# [STUDY TEXT]

Snowliner Coaches
- Parent: Dineen Group
- Founded: October 1964
- Headquarters: Cooma
- Service area: Snowy Mountains
- Depots: 1
- Fleet: 14 (May 2023)
- Website: www.snowliner.com.au

= Snowliner Coaches =

Snowliner Coaches is an Australian bus company operating services in the Snowy Mountains region of New South Wales, Australia. It is a subsidiary of the Dineen Group.

==History==
Snowliner Coaches was founded in October 1964 when John Evans purchased the Cooma to Nimmitabel school contract from Freebody's Alpine Bus Lines. In 1979 it commenced opearring a Canberra to Bega service. This ceased in January 1990 after CountryLink introduced a service with subsidised fares. From 1980 until July 1983 it operated a Bega to Bairnsdale service under contract to Ansett Pioneer.

In February 1983, it purchased the Cooma to Berridale school services from Ansett Pioneer. In February 1990, it commenced operating a Cooma to Bombala under contract to CountryLink. In May 1992, it purchased the Cooma to Jindabyne from Deane's. In January 2017, the business was sold to the Dineen Group.

==Fleet==
As at May 2023, the fleet comprised 14 vehicles.

# [GIVEN RECORDS]
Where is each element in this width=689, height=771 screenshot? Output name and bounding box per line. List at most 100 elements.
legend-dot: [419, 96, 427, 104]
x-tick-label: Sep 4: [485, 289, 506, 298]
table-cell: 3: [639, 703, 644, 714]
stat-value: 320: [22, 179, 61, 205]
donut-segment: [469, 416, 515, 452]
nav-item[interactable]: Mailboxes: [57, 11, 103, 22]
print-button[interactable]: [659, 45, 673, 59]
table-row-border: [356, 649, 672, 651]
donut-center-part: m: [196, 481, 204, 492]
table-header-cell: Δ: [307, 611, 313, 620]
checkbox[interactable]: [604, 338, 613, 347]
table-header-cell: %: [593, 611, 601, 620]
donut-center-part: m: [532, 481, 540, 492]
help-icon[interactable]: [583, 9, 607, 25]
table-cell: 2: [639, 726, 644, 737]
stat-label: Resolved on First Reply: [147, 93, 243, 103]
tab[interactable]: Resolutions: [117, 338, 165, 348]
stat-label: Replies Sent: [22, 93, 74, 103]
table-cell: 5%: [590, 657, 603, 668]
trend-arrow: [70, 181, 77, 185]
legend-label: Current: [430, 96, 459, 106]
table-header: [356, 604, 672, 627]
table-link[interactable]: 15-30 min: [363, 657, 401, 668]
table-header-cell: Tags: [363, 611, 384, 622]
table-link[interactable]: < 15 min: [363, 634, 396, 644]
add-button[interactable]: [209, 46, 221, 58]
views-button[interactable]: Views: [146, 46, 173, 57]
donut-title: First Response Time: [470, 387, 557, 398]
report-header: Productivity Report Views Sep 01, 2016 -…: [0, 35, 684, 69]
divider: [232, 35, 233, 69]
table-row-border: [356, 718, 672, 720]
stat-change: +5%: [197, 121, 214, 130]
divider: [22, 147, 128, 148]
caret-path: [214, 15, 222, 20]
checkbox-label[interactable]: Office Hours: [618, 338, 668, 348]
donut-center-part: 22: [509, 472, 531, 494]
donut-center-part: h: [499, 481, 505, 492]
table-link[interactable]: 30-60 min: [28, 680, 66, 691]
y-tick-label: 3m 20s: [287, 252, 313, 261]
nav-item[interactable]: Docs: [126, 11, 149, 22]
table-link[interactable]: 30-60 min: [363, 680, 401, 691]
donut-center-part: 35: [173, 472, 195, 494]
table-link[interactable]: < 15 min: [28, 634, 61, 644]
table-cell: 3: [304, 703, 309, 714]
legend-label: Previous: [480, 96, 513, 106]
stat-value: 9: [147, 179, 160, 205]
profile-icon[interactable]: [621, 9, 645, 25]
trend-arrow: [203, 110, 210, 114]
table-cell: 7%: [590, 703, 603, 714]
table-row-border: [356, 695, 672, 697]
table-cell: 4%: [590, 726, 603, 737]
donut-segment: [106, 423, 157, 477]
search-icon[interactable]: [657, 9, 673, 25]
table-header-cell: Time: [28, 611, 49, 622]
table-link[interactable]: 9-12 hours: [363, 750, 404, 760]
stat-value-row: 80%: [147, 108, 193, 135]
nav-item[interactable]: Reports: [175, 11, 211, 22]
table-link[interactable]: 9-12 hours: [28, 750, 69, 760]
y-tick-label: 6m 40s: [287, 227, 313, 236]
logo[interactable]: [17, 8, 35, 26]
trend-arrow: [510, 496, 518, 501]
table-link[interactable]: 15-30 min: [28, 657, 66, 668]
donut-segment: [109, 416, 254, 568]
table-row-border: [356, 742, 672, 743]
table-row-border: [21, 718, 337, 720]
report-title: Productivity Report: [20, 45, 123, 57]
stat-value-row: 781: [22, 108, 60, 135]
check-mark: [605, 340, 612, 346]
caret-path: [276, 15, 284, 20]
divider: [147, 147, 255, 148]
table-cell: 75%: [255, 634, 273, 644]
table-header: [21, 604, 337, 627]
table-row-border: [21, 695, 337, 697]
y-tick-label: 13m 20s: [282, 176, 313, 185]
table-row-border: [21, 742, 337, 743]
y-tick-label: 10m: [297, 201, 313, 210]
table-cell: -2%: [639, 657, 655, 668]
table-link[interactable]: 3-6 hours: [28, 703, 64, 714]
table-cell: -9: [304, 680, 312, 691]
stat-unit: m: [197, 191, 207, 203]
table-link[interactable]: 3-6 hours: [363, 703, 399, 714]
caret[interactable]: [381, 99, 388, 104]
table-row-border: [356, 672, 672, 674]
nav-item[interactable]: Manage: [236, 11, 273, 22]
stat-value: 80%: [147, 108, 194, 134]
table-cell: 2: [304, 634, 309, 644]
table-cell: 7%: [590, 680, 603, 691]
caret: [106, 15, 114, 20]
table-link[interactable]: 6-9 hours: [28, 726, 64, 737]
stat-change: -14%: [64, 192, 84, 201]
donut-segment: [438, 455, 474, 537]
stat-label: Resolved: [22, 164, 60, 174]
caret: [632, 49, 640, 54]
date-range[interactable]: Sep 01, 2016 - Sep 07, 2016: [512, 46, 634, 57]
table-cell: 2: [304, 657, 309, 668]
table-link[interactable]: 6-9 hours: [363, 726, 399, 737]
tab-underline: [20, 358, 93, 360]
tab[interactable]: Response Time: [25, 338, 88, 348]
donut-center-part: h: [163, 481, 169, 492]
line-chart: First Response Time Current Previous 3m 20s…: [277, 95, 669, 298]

# [WHAT YOU HAVE TO DO]
Summarize the text about Snowliner Coaches in two sentences.

# [FINAL ANSWER]
Snowliner Coaches is a Cooma-based bus company serving the Snowy Mountains region of New South Wales, founded in October 1964 when John Evans bought the Cooma to Nimmitabel school contract from Freebody's Alpine Bus Lines. It went on to operate and purchase several other services, was sold to the Dineen Group in January 2017, and had a fleet of 14 vehicles as of May 2023.